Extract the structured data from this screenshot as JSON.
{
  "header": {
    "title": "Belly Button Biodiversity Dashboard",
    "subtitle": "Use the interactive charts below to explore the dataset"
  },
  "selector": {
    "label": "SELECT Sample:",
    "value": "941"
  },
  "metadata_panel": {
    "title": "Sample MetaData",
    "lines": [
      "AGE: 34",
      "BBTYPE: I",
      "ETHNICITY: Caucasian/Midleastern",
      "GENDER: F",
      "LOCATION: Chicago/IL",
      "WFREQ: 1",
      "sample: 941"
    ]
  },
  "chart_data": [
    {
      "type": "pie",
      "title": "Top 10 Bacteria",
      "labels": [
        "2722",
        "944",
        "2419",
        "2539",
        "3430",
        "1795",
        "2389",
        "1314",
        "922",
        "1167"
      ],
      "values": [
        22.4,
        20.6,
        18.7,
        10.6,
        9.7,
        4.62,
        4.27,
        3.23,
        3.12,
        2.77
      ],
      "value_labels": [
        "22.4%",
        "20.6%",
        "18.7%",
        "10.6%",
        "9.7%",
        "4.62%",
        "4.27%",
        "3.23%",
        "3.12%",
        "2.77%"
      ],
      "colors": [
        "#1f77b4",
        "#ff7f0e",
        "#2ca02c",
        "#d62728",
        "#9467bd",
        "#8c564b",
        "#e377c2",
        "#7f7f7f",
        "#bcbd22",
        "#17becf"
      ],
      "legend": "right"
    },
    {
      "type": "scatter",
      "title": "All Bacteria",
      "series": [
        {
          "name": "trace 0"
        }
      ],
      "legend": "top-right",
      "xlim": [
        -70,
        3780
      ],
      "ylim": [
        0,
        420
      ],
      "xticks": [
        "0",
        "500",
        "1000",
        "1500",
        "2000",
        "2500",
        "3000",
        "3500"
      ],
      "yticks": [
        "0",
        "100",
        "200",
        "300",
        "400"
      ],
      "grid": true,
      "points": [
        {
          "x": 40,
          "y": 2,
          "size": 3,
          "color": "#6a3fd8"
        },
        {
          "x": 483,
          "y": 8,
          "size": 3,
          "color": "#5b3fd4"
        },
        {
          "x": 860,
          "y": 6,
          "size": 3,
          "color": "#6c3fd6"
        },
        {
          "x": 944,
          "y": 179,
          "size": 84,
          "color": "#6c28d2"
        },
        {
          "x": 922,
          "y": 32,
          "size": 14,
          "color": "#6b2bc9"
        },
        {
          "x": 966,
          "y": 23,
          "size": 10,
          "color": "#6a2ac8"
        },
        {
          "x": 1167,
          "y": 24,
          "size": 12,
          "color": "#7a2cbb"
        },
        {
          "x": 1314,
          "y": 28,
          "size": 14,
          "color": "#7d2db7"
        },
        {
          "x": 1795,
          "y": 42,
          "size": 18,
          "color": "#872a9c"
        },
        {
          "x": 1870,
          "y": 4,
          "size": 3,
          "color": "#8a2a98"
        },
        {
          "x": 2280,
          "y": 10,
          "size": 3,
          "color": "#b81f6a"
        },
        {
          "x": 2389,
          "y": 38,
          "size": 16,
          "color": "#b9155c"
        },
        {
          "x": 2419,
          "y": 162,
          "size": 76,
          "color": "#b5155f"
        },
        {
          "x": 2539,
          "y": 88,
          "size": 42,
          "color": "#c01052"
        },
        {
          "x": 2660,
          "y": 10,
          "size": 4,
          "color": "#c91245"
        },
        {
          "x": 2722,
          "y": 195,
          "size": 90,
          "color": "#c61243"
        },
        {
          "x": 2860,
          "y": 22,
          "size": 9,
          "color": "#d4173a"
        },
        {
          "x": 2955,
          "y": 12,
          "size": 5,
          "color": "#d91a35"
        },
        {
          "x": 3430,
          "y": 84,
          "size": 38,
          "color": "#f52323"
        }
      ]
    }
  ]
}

+ + +

§ **DIRECTIONS**:
Set down the records again in full. Match them exactly.

§ **PROBLEM SOLUTION**:
Extract the structured data from this screenshot as JSON.
{
  "header": {
    "title": "Belly Button Biodiversity Dashboard",
    "subtitle": "Use the interactive charts below to explore the dataset"
  },
  "selector": {
    "label": "SELECT Sample:",
    "value": "941"
  },
  "metadata_panel": {
    "title": "Sample MetaData",
    "lines": [
      "AGE: 34",
      "BBTYPE: I",
      "ETHNICITY: Caucasian/Midleastern",
      "GENDER: F",
      "LOCATION: Chicago/IL",
      "WFREQ: 1",
      "sample: 941"
    ]
  },
  "chart_data": [
    {
      "type": "pie",
      "title": "Top 10 Bacteria",
      "labels": [
        "2722",
        "944",
        "2419",
        "2539",
        "3430",
        "1795",
        "2389",
        "1314",
        "922",
        "1167"
      ],
      "values": [
        22.4,
        20.6,
        18.7,
        10.6,
        9.7,
        4.62,
        4.27,
        3.23,
        3.12,
        2.77
      ],
      "value_labels": [
        "22.4%",
        "20.6%",
        "18.7%",
        "10.6%",
        "9.7%",
        "4.62%",
        "4.27%",
        "3.23%",
        "3.12%",
        "2.77%"
      ],
      "colors": [
        "#1f77b4",
        "#ff7f0e",
        "#2ca02c",
        "#d62728",
        "#9467bd",
        "#8c564b",
        "#e377c2",
        "#7f7f7f",
        "#bcbd22",
        "#17becf"
      ],
      "legend": "right"
    },
    {
      "type": "scatter",
      "title": "All Bacteria",
      "series": [
        {
          "name": "trace 0"
        }
      ],
      "legend": "top-right",
      "xlim": [
        -70,
        3780
      ],
      "ylim": [
        0,
        420
      ],
      "xticks": [
        "0",
        "500",
        "1000",
        "1500",
        "2000",
        "2500",
        "3000",
        "3500"
      ],
      "yticks": [
        "0",
        "100",
        "200",
        "300",
        "400"
      ],
      "grid": true,
      "points": [
        {
          "x": 40,
          "y": 2,
          "size": 3,
          "color": "#6a3fd8"
        },
        {
          "x": 483,
          "y": 8,
          "size": 3,
          "color": "#5b3fd4"
        },
        {
          "x": 860,
          "y": 6,
          "size": 3,
          "color": "#6c3fd6"
        },
        {
          "x": 944,
          "y": 179,
          "size": 84,
          "color": "#6c28d2"
        },
        {
          "x": 922,
          "y": 32,
          "size": 14,
          "color": "#6b2bc9"
        },
        {
          "x": 966,
          "y": 23,
          "size": 10,
          "color": "#6a2ac8"
        },
        {
          "x": 1167,
          "y": 24,
          "size": 12,
          "color": "#7a2cbb"
        },
        {
          "x": 1314,
          "y": 28,
          "size": 14,
          "color": "#7d2db7"
        },
        {
          "x": 1795,
          "y": 42,
          "size": 18,
          "color": "#872a9c"
        },
        {
          "x": 1870,
          "y": 4,
          "size": 3,
          "color": "#8a2a98"
        },
        {
          "x": 2280,
          "y": 10,
          "size": 3,
          "color": "#b81f6a"
        },
        {
          "x": 2389,
          "y": 38,
          "size": 16,
          "color": "#b9155c"
        },
        {
          "x": 2419,
          "y": 162,
          "size": 76,
          "color": "#b5155f"
        },
        {
          "x": 2539,
          "y": 88,
          "size": 42,
          "color": "#c01052"
        },
        {
          "x": 2660,
          "y": 10,
          "size": 4,
          "color": "#c91245"
        },
        {
          "x": 2722,
          "y": 195,
          "size": 90,
          "color": "#c61243"
        },
        {
          "x": 2860,
          "y": 22,
          "size": 9,
          "color": "#d4173a"
        },
        {
          "x": 2955,
          "y": 12,
          "size": 5,
          "color": "#d91a35"
        },
        {
          "x": 3430,
          "y": 84,
          "size": 38,
          "color": "#f52323"
        }
      ]
    }
  ]
}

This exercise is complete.